### Task brief
Report back each line of the records that contains the string "JSON".

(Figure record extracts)
◇ ◇ ◇ ◇ ◇

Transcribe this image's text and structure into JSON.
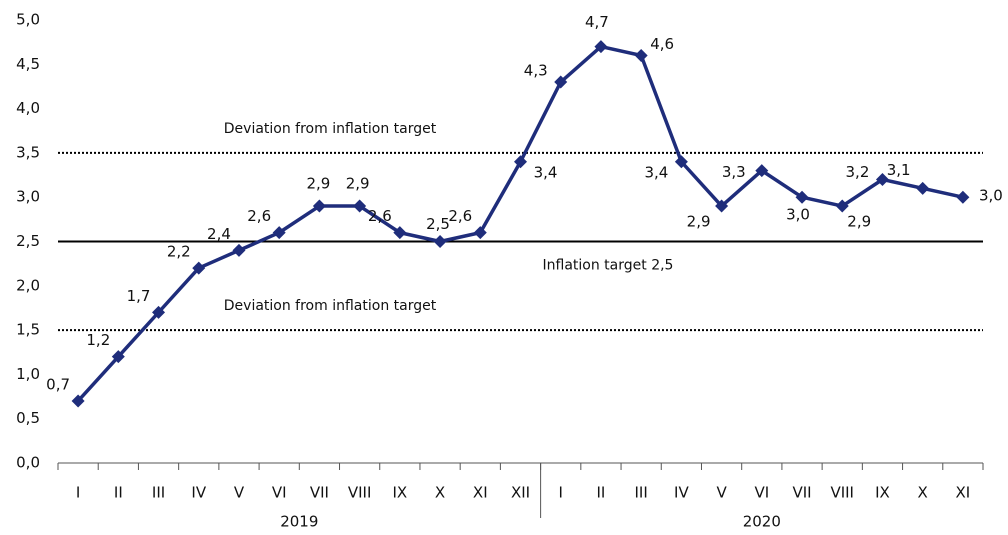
{
  "chart_data": {
    "type": "line",
    "categories": [
      "I",
      "II",
      "III",
      "IV",
      "V",
      "VI",
      "VII",
      "VIII",
      "IX",
      "X",
      "XI",
      "XII",
      "I",
      "II",
      "III",
      "IV",
      "V",
      "VI",
      "VII",
      "VIII",
      "IX",
      "X",
      "XI"
    ],
    "groups": [
      "2019",
      "2020"
    ],
    "series": [
      {
        "color": "#1f2d7b",
        "values": [
          0.7,
          1.2,
          1.7,
          2.2,
          2.4,
          2.6,
          2.9,
          2.9,
          2.6,
          2.5,
          2.6,
          3.4,
          4.3,
          4.7,
          4.6,
          3.4,
          2.9,
          3.3,
          3.0,
          2.9,
          3.2,
          3.1,
          3.0
        ],
        "value_labels": [
          "0,7",
          "1,2",
          "1,7",
          "2,2",
          "2,4",
          "2,6",
          "2,9",
          "2,9",
          "2,6",
          "2,5",
          "2,6",
          "3,4",
          "4,3",
          "4,7",
          "4,6",
          "3,4",
          "2,9",
          "3,3",
          "3,0",
          "2,9",
          "3,2",
          "3,1",
          "3,0"
        ]
      }
    ],
    "ylim": [
      0,
      5
    ],
    "yticks": [
      {
        "value": 0,
        "label": "0,0"
      },
      {
        "value": 0.5,
        "label": "0,5"
      },
      {
        "value": 1,
        "label": "1,0"
      },
      {
        "value": 1.5,
        "label": "1,5"
      },
      {
        "value": 2,
        "label": "2,0"
      },
      {
        "value": 2.5,
        "label": "2,5"
      },
      {
        "value": 3,
        "label": "3,0"
      },
      {
        "value": 3.5,
        "label": "3,5"
      },
      {
        "value": 4,
        "label": "4,0"
      },
      {
        "value": 4.5,
        "label": "4,5"
      },
      {
        "value": 5,
        "label": "5,0"
      }
    ],
    "reference_lines": [
      {
        "value": 3.5,
        "label": "Deviation from inflation target",
        "style": "dotted"
      },
      {
        "value": 2.5,
        "label": "Inflation target 2,5",
        "style": "solid"
      },
      {
        "value": 1.5,
        "label": "Deviation from inflation target",
        "style": "dotted"
      }
    ]
  }
}
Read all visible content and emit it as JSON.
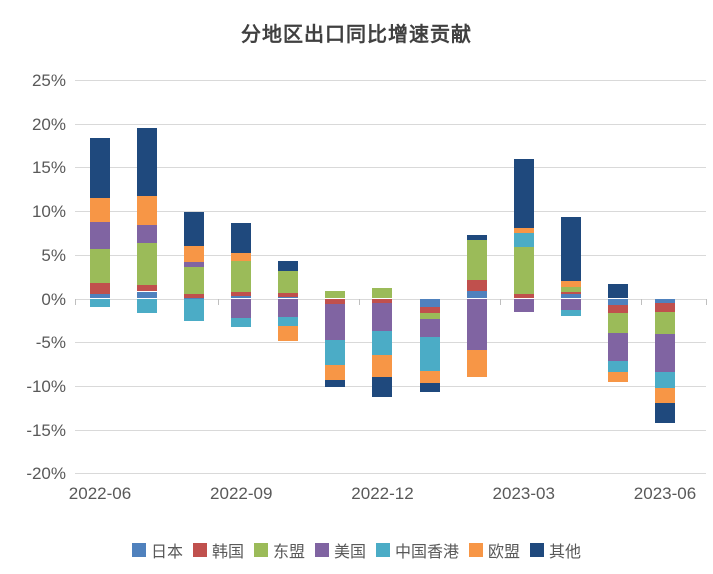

◇ ◇ ◇ ◇ ◇

### Reply to the exercise
Transcribe this image's text and structure into JSON.
Read all visible content and emit it as JSON.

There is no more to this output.